Input records:
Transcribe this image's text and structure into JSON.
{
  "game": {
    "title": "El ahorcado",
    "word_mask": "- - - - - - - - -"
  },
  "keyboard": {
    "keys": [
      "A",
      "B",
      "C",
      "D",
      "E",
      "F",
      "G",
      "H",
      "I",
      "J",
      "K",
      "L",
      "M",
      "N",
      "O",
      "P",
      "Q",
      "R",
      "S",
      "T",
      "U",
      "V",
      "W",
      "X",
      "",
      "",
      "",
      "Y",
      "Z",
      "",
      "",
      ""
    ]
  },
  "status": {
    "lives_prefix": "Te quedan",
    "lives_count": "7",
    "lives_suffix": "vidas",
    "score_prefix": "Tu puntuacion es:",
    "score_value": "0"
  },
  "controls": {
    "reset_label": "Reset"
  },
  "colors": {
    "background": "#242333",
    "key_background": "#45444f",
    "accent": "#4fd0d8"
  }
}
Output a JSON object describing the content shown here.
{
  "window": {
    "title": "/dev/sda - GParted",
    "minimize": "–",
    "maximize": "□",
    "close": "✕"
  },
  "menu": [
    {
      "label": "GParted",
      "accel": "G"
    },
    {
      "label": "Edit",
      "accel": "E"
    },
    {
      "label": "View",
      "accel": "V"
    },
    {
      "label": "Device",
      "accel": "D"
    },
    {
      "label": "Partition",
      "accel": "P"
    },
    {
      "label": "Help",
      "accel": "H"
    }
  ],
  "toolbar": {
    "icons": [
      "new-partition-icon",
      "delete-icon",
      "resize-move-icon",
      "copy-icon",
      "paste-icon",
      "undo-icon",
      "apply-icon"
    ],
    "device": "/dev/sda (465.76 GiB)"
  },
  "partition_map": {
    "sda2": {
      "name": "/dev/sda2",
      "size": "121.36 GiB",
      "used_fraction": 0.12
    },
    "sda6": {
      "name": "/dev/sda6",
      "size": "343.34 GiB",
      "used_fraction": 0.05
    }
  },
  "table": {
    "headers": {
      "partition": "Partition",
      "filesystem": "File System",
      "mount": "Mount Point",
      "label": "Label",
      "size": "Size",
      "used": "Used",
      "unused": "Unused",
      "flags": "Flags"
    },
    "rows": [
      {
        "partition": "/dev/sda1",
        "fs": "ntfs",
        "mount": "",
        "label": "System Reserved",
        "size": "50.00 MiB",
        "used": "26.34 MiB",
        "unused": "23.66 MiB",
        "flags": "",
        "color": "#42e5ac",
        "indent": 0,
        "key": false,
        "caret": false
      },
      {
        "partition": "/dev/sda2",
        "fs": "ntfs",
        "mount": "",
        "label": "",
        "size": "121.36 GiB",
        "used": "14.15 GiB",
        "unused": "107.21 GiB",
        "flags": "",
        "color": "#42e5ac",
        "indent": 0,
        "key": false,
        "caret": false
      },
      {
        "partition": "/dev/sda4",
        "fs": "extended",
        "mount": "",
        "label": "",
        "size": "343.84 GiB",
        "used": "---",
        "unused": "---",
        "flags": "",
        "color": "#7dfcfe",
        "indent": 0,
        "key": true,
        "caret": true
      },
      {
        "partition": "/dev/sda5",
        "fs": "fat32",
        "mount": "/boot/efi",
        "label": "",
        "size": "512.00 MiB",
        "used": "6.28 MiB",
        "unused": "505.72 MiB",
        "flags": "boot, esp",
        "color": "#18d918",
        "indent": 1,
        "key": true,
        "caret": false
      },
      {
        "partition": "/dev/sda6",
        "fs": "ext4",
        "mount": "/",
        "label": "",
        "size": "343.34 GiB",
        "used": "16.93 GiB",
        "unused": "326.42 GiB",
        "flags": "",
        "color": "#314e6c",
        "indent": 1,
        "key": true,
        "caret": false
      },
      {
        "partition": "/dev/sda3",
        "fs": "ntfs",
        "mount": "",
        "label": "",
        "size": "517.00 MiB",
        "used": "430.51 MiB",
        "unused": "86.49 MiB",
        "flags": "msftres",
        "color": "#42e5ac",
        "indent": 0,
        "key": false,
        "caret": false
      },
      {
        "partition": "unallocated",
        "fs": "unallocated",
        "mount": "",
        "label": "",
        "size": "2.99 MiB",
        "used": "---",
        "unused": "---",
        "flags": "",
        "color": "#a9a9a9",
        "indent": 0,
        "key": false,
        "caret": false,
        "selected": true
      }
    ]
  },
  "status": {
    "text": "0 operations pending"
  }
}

Exercise task:
Reproduce each entry word for word.

Complete output:
Transcribe this image's text and structure into JSON.
{
  "game": {
    "title": "El ahorcado",
    "word_mask": "- - - - - - - - -"
  },
  "keyboard": {
    "keys": [
      "A",
      "B",
      "C",
      "D",
      "E",
      "F",
      "G",
      "H",
      "I",
      "J",
      "K",
      "L",
      "M",
      "N",
      "O",
      "P",
      "Q",
      "R",
      "S",
      "T",
      "U",
      "V",
      "W",
      "X",
      "",
      "",
      "",
      "Y",
      "Z",
      "",
      "",
      ""
    ]
  },
  "status": {
    "lives_prefix": "Te quedan",
    "lives_count": "7",
    "lives_suffix": "vidas",
    "score_prefix": "Tu puntuacion es:",
    "score_value": "0"
  },
  "controls": {
    "reset_label": "Reset"
  },
  "colors": {
    "background": "#242333",
    "key_background": "#45444f",
    "accent": "#4fd0d8"
  }
}
Output a JSON object describing the content shown here.
{
  "window": {
    "title": "/dev/sda - GParted",
    "minimize": "–",
    "maximize": "□",
    "close": "✕"
  },
  "menu": [
    {
      "label": "GParted",
      "accel": "G"
    },
    {
      "label": "Edit",
      "accel": "E"
    },
    {
      "label": "View",
      "accel": "V"
    },
    {
      "label": "Device",
      "accel": "D"
    },
    {
      "label": "Partition",
      "accel": "P"
    },
    {
      "label": "Help",
      "accel": "H"
    }
  ],
  "toolbar": {
    "icons": [
      "new-partition-icon",
      "delete-icon",
      "resize-move-icon",
      "copy-icon",
      "paste-icon",
      "undo-icon",
      "apply-icon"
    ],
    "device": "/dev/sda (465.76 GiB)"
  },
  "partition_map": {
    "sda2": {
      "name": "/dev/sda2",
      "size": "121.36 GiB",
      "used_fraction": 0.12
    },
    "sda6": {
      "name": "/dev/sda6",
      "size": "343.34 GiB",
      "used_fraction": 0.05
    }
  },
  "table": {
    "headers": {
      "partition": "Partition",
      "filesystem": "File System",
      "mount": "Mount Point",
      "label": "Label",
      "size": "Size",
      "used": "Used",
      "unused": "Unused",
      "flags": "Flags"
    },
    "rows": [
      {
        "partition": "/dev/sda1",
        "fs": "ntfs",
        "mount": "",
        "label": "System Reserved",
        "size": "50.00 MiB",
        "used": "26.34 MiB",
        "unused": "23.66 MiB",
        "flags": "",
        "color": "#42e5ac",
        "indent": 0,
        "key": false,
        "caret": false
      },
      {
        "partition": "/dev/sda2",
        "fs": "ntfs",
        "mount": "",
        "label": "",
        "size": "121.36 GiB",
        "used": "14.15 GiB",
        "unused": "107.21 GiB",
        "flags": "",
        "color": "#42e5ac",
        "indent": 0,
        "key": false,
        "caret": false
      },
      {
        "partition": "/dev/sda4",
        "fs": "extended",
        "mount": "",
        "label": "",
        "size": "343.84 GiB",
        "used": "---",
        "unused": "---",
        "flags": "",
        "color": "#7dfcfe",
        "indent": 0,
        "key": true,
        "caret": true
      },
      {
        "partition": "/dev/sda5",
        "fs": "fat32",
        "mount": "/boot/efi",
        "label": "",
        "size": "512.00 MiB",
        "used": "6.28 MiB",
        "unused": "505.72 MiB",
        "flags": "boot, esp",
        "color": "#18d918",
        "indent": 1,
        "key": true,
        "caret": false
      },
      {
        "partition": "/dev/sda6",
        "fs": "ext4",
        "mount": "/",
        "label": "",
        "size": "343.34 GiB",
        "used": "16.93 GiB",
        "unused": "326.42 GiB",
        "flags": "",
        "color": "#314e6c",
        "indent": 1,
        "key": true,
        "caret": false
      },
      {
        "partition": "/dev/sda3",
        "fs": "ntfs",
        "mount": "",
        "label": "",
        "size": "517.00 MiB",
        "used": "430.51 MiB",
        "unused": "86.49 MiB",
        "flags": "msftres",
        "color": "#42e5ac",
        "indent": 0,
        "key": false,
        "caret": false
      },
      {
        "partition": "unallocated",
        "fs": "unallocated",
        "mount": "",
        "label": "",
        "size": "2.99 MiB",
        "used": "---",
        "unused": "---",
        "flags": "",
        "color": "#a9a9a9",
        "indent": 0,
        "key": false,
        "caret": false,
        "selected": true
      }
    ]
  },
  "status": {
    "text": "0 operations pending"
  }
}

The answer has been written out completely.